§ EXERCISE DESCRIPTION:
Every line of the data must be copied exactly.

[Saved entries]
------------------------------------

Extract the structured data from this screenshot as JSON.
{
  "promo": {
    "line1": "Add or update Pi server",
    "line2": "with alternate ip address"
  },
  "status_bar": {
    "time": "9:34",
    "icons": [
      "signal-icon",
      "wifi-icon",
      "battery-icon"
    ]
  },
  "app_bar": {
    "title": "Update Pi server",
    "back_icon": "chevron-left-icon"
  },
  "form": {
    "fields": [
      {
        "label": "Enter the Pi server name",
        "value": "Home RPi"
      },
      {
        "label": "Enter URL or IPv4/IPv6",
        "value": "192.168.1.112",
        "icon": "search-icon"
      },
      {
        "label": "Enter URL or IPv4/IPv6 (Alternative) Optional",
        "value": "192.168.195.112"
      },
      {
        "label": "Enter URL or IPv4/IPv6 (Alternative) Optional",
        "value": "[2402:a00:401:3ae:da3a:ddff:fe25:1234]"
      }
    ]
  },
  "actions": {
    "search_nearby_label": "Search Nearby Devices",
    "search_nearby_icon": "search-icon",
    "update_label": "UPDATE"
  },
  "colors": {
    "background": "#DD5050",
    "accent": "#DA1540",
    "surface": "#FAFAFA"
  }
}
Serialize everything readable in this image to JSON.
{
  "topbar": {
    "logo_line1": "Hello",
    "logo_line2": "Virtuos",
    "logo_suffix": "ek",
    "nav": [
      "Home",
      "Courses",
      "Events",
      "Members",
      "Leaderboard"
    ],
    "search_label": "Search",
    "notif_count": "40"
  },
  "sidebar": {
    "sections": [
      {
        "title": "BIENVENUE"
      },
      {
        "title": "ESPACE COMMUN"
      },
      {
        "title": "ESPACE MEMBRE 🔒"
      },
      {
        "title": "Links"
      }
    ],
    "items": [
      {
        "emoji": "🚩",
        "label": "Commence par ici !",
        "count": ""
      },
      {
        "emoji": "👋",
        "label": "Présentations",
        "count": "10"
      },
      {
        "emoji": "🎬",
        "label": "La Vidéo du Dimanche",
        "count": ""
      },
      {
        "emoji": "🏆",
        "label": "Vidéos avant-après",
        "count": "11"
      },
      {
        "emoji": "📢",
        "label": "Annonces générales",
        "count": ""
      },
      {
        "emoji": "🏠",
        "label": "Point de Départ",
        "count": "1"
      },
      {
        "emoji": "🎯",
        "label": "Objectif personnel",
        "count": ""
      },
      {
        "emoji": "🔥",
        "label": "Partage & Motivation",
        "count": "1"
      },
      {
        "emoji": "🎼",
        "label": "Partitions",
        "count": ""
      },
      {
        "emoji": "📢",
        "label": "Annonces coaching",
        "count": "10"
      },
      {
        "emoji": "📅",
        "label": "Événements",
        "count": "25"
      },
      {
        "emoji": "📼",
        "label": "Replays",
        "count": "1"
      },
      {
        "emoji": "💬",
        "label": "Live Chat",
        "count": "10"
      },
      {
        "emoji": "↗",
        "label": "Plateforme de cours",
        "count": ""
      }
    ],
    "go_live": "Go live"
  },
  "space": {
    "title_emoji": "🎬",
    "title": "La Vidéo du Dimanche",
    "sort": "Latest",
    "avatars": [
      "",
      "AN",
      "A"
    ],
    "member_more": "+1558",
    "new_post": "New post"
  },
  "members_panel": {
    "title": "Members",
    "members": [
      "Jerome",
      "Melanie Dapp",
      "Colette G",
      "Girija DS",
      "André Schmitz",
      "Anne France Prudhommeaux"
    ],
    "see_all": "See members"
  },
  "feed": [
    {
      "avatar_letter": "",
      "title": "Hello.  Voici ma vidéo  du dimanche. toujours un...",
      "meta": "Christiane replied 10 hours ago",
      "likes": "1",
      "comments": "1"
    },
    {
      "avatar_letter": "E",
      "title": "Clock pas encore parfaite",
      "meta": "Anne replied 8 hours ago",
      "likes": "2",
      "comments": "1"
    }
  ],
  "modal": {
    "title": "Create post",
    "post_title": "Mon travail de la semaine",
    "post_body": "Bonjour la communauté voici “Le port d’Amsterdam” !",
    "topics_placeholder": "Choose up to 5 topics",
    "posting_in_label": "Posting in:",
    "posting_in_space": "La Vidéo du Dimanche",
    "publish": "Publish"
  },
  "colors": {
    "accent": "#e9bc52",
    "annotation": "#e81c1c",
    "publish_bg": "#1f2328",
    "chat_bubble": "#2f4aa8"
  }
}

------------------------------------

§ OUTPUT OF THE EXERCISE:
Extract the structured data from this screenshot as JSON.
{
  "promo": {
    "line1": "Add or update Pi server",
    "line2": "with alternate ip address"
  },
  "status_bar": {
    "time": "9:34",
    "icons": [
      "signal-icon",
      "wifi-icon",
      "battery-icon"
    ]
  },
  "app_bar": {
    "title": "Update Pi server",
    "back_icon": "chevron-left-icon"
  },
  "form": {
    "fields": [
      {
        "label": "Enter the Pi server name",
        "value": "Home RPi"
      },
      {
        "label": "Enter URL or IPv4/IPv6",
        "value": "192.168.1.112",
        "icon": "search-icon"
      },
      {
        "label": "Enter URL or IPv4/IPv6 (Alternative) Optional",
        "value": "192.168.195.112"
      },
      {
        "label": "Enter URL or IPv4/IPv6 (Alternative) Optional",
        "value": "[2402:a00:401:3ae:da3a:ddff:fe25:1234]"
      }
    ]
  },
  "actions": {
    "search_nearby_label": "Search Nearby Devices",
    "search_nearby_icon": "search-icon",
    "update_label": "UPDATE"
  },
  "colors": {
    "background": "#DD5050",
    "accent": "#DA1540",
    "surface": "#FAFAFA"
  }
}
Serialize everything readable in this image to JSON.
{
  "topbar": {
    "logo_line1": "Hello",
    "logo_line2": "Virtuos",
    "logo_suffix": "ek",
    "nav": [
      "Home",
      "Courses",
      "Events",
      "Members",
      "Leaderboard"
    ],
    "search_label": "Search",
    "notif_count": "40"
  },
  "sidebar": {
    "sections": [
      {
        "title": "BIENVENUE"
      },
      {
        "title": "ESPACE COMMUN"
      },
      {
        "title": "ESPACE MEMBRE 🔒"
      },
      {
        "title": "Links"
      }
    ],
    "items": [
      {
        "emoji": "🚩",
        "label": "Commence par ici !",
        "count": ""
      },
      {
        "emoji": "👋",
        "label": "Présentations",
        "count": "10"
      },
      {
        "emoji": "🎬",
        "label": "La Vidéo du Dimanche",
        "count": ""
      },
      {
        "emoji": "🏆",
        "label": "Vidéos avant-après",
        "count": "11"
      },
      {
        "emoji": "📢",
        "label": "Annonces générales",
        "count": ""
      },
      {
        "emoji": "🏠",
        "label": "Point de Départ",
        "count": "1"
      },
      {
        "emoji": "🎯",
        "label": "Objectif personnel",
        "count": ""
      },
      {
        "emoji": "🔥",
        "label": "Partage & Motivation",
        "count": "1"
      },
      {
        "emoji": "🎼",
        "label": "Partitions",
        "count": ""
      },
      {
        "emoji": "📢",
        "label": "Annonces coaching",
        "count": "10"
      },
      {
        "emoji": "📅",
        "label": "Événements",
        "count": "25"
      },
      {
        "emoji": "📼",
        "label": "Replays",
        "count": "1"
      },
      {
        "emoji": "💬",
        "label": "Live Chat",
        "count": "10"
      },
      {
        "emoji": "↗",
        "label": "Plateforme de cours",
        "count": ""
      }
    ],
    "go_live": "Go live"
  },
  "space": {
    "title_emoji": "🎬",
    "title": "La Vidéo du Dimanche",
    "sort": "Latest",
    "avatars": [
      "",
      "AN",
      "A"
    ],
    "member_more": "+1558",
    "new_post": "New post"
  },
  "members_panel": {
    "title": "Members",
    "members": [
      "Jerome",
      "Melanie Dapp",
      "Colette G",
      "Girija DS",
      "André Schmitz",
      "Anne France Prudhommeaux"
    ],
    "see_all": "See members"
  },
  "feed": [
    {
      "avatar_letter": "",
      "title": "Hello.  Voici ma vidéo  du dimanche. toujours un...",
      "meta": "Christiane replied 10 hours ago",
      "likes": "1",
      "comments": "1"
    },
    {
      "avatar_letter": "E",
      "title": "Clock pas encore parfaite",
      "meta": "Anne replied 8 hours ago",
      "likes": "2",
      "comments": "1"
    }
  ],
  "modal": {
    "title": "Create post",
    "post_title": "Mon travail de la semaine",
    "post_body": "Bonjour la communauté voici “Le port d’Amsterdam” !",
    "topics_placeholder": "Choose up to 5 topics",
    "posting_in_label": "Posting in:",
    "posting_in_space": "La Vidéo du Dimanche",
    "publish": "Publish"
  },
  "colors": {
    "accent": "#e9bc52",
    "annotation": "#e81c1c",
    "publish_bg": "#1f2328",
    "chat_bubble": "#2f4aa8"
  }
}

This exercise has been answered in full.